Still, America's a nice place to visit, and we all did, happily. 
 
BTW, hooray for hotels with floaty down pillows and duvets. Ahhhhhh. I don't even have those at home!
 
Came home tonight to relieved cats, crusty snow on the lawn, and a cranking furnace (another thing to be thankful for). Not to mention the excitement of getting back on the 'net after a week—where I found that one of my cousins had sent me precious scanned images of my mom as a girl, pics I'd never seen before. I received them on what would have been Mom's 73rd birthday.
And that was the other blessing about being in the city—I felt Mom's presence there, in the glittery, boxy buildings at night and walking the sidewalks of Herald Square in the wan sunshine. One night last week, actually, I dreamt I saw her again...I was incredulous, and she was nonplussed (classic Mom). We talked, I took her hand, and I really felt her clutching my hand in the dream. God, it felt good, familiar—reassuring.
 
Yes, thanks. And thanks again.

09 November 2005

Eulogy: Daniel D'Antonio, Jr.

· · ·

**Requirements**
Pick up the blog text above about the trip and the writer's late mom, and keep writing from its last line.

· · ·

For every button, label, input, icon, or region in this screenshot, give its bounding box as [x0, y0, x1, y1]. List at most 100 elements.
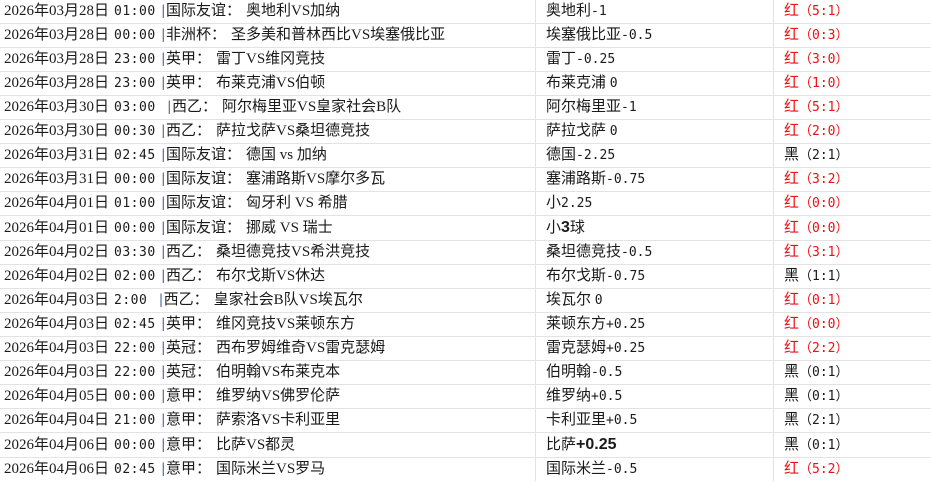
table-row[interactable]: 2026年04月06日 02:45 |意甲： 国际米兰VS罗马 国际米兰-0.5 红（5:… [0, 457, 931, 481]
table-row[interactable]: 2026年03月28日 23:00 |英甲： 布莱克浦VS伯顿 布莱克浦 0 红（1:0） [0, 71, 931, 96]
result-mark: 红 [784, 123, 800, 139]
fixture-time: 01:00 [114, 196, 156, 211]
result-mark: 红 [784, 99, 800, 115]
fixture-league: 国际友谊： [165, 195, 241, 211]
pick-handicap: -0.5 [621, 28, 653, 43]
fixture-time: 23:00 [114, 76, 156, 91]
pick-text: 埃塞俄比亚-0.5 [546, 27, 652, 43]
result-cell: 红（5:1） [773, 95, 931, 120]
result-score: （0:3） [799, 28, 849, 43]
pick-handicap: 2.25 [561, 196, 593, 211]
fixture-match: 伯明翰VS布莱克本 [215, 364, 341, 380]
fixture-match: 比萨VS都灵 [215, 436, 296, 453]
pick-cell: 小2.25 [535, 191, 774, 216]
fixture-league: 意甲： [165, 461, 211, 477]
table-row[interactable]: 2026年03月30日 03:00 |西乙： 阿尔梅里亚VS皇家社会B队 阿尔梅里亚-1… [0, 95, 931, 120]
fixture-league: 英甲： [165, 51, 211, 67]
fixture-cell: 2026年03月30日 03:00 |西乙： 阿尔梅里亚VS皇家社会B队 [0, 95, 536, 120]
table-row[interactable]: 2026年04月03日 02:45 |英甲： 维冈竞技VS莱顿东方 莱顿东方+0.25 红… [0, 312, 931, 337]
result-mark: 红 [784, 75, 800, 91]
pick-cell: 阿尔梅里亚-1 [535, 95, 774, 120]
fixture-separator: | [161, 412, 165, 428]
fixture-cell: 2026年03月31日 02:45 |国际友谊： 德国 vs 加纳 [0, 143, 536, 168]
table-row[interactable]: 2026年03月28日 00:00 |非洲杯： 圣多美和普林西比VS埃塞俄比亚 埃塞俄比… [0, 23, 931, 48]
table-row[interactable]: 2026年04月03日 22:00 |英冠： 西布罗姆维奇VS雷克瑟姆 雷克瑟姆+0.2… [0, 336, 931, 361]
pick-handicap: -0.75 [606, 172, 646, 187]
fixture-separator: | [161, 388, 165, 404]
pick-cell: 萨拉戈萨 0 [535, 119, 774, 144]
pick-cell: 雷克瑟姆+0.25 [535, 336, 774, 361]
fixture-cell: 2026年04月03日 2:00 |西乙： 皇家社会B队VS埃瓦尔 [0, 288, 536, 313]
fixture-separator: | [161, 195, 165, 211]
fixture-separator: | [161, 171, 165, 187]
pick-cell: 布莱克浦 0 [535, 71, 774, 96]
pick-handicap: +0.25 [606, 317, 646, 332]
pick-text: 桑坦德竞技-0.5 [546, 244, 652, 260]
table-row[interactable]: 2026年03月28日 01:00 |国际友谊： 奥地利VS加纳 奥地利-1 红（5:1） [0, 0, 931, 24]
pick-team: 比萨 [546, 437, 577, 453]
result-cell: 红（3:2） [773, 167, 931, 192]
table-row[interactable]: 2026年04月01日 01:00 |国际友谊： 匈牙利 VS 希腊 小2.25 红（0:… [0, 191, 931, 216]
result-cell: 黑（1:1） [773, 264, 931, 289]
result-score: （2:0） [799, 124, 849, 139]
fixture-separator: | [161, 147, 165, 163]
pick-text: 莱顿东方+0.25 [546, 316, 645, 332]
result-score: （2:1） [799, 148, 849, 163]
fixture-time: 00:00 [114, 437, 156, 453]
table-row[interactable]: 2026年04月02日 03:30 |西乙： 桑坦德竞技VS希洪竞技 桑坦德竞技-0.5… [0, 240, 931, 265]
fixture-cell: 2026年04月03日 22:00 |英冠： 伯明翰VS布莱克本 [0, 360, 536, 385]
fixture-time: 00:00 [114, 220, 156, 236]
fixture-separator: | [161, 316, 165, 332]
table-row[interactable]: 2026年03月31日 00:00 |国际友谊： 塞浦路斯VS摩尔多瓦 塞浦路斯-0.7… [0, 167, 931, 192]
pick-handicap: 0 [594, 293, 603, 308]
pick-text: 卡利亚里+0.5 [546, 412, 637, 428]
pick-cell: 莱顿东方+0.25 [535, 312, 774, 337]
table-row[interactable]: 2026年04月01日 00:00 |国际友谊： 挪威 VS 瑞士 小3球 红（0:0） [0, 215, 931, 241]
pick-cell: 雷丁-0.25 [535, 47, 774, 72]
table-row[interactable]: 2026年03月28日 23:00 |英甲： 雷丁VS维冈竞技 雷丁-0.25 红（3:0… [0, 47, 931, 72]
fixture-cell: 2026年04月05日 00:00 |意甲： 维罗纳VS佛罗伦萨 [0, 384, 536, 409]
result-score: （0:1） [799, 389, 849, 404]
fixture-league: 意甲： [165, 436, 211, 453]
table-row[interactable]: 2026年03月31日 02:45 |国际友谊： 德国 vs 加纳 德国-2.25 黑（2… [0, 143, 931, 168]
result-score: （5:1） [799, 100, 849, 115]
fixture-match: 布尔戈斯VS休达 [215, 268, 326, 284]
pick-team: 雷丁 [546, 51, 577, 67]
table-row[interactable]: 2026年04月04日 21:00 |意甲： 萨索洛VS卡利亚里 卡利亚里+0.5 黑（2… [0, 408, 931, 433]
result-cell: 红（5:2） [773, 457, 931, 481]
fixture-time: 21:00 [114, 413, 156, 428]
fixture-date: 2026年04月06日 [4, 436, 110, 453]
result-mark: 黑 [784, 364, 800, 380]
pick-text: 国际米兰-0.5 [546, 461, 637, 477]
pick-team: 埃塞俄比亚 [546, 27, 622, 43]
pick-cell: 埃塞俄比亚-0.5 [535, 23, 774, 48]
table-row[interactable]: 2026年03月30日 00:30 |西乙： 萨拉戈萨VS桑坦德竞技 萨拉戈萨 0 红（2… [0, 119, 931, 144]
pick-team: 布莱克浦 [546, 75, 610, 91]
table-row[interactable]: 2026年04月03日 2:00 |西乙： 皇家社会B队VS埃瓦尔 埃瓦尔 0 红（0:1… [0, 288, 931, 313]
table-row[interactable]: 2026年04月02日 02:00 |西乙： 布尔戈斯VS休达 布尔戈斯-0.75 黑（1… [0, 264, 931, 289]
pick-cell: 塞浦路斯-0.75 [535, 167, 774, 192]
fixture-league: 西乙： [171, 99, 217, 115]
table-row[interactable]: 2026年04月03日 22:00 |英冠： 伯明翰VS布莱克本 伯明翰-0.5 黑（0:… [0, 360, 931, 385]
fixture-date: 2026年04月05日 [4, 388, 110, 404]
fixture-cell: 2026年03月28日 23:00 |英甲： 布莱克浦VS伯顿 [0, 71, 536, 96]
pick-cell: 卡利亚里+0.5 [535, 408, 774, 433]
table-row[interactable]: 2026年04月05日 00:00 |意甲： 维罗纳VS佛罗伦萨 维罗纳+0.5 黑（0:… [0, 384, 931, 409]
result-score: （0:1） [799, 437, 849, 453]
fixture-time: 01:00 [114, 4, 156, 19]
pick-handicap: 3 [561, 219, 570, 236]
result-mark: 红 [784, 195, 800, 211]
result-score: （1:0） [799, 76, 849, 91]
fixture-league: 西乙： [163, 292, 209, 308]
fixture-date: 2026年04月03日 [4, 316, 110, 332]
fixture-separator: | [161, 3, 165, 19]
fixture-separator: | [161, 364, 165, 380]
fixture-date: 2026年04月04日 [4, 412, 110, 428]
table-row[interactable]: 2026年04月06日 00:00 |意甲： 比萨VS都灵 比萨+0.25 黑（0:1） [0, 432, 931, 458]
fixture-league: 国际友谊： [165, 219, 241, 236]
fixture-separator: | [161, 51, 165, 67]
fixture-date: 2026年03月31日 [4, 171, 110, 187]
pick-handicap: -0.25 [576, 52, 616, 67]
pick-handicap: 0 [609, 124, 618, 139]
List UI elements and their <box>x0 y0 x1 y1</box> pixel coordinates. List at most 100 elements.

· · ·

**Output for this exercise**
I am honored to tell you about my closest friend, D.J., and his extraordinary life. First and foremost, he loved, fiercely and protectively.

He was outrageous and mischievous, yet in his heart, he was traditional and old-world, his father’s son.

D.J. was devoted: as a son, as a brother, as a father, and as a friend. He was generous in every way.

Time and time again, he willed me to believe in myself—and I’m not the only person for whom he did that.

I marveled over the years of our friendship at how strong and positive he was. Even when he was young, he was an advocate and a guide to his friends.

He was an incredible hair stylist—and a great listener while he practiced his craft. You could rely on him to make you over and lift your spirits.

He could make a donut shop feel glamorous, a place to see and be seen.

I can think of no better way to while away an afternoon than in his company, eating pizza, drinking soda, half-watching TV, and talking about everything.

D.J. was a magical writer, and no matter how many times I told him that, he waved me off. But he was. His writing was all heart, all honesty.

He was also a savvy observer of Hollywood, with an amazing head for trivia and pop culture. He’s the only other person I’ve ever known who could sing every word of every Partridge Family song. Proudly.

His all-time favorite movie was Xanadu. It’s improbable, glossy…a time capsule from our teen years. Mostly, though, that movie is about the timelessness of love. One of the songs says, “I only have to close my eyes, dear, and suddenly I’m where you are.” It’s always reminded me of D.J., always made me cry. Now I really know what it means.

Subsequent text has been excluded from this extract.